Short problem:
Count the lines below that contain "μέσα". Give only the number.

Collected data entries
◆ ◆ ◆ ◆ ◆ ◆ ◆
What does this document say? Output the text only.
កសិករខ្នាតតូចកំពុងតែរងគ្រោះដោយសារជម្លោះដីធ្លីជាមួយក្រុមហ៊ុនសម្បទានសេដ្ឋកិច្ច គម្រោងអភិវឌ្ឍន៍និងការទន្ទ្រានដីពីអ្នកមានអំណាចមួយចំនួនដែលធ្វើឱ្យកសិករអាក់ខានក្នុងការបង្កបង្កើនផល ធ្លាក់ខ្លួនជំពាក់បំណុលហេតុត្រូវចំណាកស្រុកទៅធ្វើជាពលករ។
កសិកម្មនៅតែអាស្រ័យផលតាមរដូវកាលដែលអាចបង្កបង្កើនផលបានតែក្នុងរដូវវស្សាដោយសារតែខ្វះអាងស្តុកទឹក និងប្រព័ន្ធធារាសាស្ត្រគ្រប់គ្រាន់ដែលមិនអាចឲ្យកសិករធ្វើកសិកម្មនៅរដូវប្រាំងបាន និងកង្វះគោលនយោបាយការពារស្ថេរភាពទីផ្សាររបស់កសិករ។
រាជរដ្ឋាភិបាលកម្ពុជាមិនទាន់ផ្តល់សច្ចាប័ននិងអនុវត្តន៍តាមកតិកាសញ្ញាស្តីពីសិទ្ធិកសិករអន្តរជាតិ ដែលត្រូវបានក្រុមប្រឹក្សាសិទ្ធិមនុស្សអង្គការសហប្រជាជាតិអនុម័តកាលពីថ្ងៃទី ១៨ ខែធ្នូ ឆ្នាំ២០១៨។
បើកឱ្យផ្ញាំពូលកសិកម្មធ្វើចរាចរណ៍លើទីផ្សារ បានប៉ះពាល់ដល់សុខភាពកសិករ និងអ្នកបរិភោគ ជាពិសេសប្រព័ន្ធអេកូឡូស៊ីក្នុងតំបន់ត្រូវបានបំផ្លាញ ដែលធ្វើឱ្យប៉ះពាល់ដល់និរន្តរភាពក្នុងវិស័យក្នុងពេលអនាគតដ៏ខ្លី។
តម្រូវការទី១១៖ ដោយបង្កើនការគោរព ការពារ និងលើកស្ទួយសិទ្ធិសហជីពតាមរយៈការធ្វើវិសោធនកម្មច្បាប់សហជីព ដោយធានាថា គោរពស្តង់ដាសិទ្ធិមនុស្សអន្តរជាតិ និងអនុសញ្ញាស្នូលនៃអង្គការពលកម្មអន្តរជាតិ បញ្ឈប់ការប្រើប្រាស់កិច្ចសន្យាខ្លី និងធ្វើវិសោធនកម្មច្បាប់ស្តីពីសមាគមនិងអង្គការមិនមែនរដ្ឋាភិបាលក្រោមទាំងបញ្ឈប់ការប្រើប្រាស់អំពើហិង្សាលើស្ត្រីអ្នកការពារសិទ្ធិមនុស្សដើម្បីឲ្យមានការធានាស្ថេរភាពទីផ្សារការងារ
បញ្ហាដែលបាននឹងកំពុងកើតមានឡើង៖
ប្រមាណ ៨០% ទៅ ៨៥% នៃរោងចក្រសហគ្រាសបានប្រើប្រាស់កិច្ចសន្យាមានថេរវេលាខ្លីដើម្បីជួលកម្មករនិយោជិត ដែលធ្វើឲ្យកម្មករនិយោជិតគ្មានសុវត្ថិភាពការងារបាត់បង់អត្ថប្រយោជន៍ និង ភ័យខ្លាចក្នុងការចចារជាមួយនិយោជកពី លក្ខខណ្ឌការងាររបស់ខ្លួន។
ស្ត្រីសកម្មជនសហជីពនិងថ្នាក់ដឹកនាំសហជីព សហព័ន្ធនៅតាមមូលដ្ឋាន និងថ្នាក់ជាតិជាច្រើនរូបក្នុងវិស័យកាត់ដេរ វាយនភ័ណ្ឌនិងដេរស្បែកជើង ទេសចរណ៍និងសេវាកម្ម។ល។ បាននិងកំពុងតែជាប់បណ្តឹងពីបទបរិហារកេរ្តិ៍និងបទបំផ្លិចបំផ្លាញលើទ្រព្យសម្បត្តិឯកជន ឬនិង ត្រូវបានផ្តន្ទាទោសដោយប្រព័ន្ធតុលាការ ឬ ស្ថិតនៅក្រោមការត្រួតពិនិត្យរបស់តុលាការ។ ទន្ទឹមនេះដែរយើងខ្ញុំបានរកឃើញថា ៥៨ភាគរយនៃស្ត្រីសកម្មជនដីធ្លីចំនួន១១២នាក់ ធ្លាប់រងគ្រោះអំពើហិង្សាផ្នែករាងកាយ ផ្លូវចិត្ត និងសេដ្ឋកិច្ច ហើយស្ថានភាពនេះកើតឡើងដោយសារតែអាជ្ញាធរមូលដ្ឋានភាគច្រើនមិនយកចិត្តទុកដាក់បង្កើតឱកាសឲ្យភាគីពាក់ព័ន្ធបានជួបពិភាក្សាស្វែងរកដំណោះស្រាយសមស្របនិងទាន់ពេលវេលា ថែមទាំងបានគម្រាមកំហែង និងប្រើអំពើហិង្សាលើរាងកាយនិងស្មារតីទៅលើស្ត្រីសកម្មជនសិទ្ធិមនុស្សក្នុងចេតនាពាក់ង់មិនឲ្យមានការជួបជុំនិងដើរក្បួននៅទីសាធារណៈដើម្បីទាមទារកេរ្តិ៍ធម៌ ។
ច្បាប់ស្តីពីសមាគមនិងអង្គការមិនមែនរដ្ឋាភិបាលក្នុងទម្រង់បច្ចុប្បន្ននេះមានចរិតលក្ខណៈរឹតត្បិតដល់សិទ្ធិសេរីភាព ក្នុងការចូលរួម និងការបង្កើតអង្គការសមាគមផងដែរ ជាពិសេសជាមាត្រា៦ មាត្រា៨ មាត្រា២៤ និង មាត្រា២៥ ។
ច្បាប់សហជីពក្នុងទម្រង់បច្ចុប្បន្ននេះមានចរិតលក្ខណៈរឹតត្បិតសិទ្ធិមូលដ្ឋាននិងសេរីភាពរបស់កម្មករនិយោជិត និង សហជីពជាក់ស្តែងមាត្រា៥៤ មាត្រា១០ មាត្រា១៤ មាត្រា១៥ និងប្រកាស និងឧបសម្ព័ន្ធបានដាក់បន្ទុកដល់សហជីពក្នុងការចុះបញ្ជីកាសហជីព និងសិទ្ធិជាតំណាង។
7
◆ ◆ ◆ ◆ ◆ ◆ ◆
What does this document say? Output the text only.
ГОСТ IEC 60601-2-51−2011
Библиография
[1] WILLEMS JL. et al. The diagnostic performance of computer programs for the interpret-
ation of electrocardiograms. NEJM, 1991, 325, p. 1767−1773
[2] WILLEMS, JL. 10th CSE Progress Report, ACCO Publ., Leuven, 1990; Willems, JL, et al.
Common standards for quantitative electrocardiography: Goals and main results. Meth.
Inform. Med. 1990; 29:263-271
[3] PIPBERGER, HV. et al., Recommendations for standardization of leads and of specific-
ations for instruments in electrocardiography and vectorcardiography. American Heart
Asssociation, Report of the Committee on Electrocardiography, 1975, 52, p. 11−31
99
◆ ◆ ◆ ◆ ◆ ◆ ◆
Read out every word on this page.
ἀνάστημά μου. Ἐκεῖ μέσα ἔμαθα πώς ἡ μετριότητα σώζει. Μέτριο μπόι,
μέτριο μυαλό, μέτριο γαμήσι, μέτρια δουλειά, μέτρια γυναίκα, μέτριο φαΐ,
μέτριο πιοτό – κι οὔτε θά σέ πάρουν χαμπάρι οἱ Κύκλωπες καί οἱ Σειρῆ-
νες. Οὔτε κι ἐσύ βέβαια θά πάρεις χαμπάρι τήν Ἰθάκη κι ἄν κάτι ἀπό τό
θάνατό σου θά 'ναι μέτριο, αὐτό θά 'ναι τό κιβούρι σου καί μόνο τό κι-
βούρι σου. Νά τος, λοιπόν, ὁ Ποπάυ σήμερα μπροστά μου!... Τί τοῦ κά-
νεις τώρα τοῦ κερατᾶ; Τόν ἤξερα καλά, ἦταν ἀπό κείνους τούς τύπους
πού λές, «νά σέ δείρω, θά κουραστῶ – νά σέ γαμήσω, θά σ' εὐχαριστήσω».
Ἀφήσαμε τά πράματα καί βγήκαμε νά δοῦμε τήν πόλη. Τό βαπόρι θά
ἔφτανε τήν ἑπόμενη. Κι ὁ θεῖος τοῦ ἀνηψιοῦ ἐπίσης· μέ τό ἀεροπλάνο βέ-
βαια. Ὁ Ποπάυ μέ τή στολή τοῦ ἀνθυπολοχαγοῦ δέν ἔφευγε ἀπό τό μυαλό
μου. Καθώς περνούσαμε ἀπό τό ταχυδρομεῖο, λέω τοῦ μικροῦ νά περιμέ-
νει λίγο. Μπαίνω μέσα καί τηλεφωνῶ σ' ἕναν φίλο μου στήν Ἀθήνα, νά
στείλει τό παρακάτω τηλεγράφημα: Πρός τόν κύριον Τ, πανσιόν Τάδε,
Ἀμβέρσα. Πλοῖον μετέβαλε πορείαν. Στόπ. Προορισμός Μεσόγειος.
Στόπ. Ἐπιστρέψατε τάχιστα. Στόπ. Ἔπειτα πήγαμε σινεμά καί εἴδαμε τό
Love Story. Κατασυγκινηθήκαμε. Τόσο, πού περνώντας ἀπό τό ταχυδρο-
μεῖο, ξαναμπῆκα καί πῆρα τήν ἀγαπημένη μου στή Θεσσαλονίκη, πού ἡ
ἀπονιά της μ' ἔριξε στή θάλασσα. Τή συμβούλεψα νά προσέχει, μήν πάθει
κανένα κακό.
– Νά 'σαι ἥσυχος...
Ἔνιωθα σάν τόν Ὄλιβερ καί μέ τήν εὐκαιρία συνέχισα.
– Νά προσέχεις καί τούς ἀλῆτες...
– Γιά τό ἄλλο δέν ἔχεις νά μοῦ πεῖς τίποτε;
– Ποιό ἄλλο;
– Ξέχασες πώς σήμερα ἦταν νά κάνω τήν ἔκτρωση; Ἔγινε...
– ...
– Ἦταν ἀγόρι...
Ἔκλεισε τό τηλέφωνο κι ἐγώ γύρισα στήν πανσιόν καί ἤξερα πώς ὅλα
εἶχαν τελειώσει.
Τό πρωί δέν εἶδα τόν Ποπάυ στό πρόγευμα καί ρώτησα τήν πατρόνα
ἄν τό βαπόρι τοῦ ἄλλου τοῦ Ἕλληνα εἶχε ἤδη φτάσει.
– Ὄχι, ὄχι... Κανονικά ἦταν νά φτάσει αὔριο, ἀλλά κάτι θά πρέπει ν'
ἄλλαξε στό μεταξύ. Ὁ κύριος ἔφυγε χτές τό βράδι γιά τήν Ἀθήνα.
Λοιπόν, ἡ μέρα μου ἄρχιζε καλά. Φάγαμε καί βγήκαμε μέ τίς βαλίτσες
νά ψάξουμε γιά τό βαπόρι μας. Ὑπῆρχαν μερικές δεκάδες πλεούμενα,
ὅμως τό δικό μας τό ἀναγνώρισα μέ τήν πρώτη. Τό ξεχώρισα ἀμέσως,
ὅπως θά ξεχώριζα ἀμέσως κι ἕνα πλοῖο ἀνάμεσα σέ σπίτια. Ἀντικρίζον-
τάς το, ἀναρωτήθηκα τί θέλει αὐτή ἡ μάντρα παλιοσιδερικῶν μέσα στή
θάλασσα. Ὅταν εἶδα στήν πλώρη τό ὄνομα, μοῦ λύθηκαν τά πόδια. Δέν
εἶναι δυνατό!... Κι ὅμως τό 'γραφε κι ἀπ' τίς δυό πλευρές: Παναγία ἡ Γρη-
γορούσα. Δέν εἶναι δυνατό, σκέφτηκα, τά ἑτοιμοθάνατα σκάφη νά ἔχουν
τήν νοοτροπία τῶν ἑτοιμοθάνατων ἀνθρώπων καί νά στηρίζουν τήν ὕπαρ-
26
◆ ◆ ◆ ◆ ◆ ◆ ◆
Exercise output:
3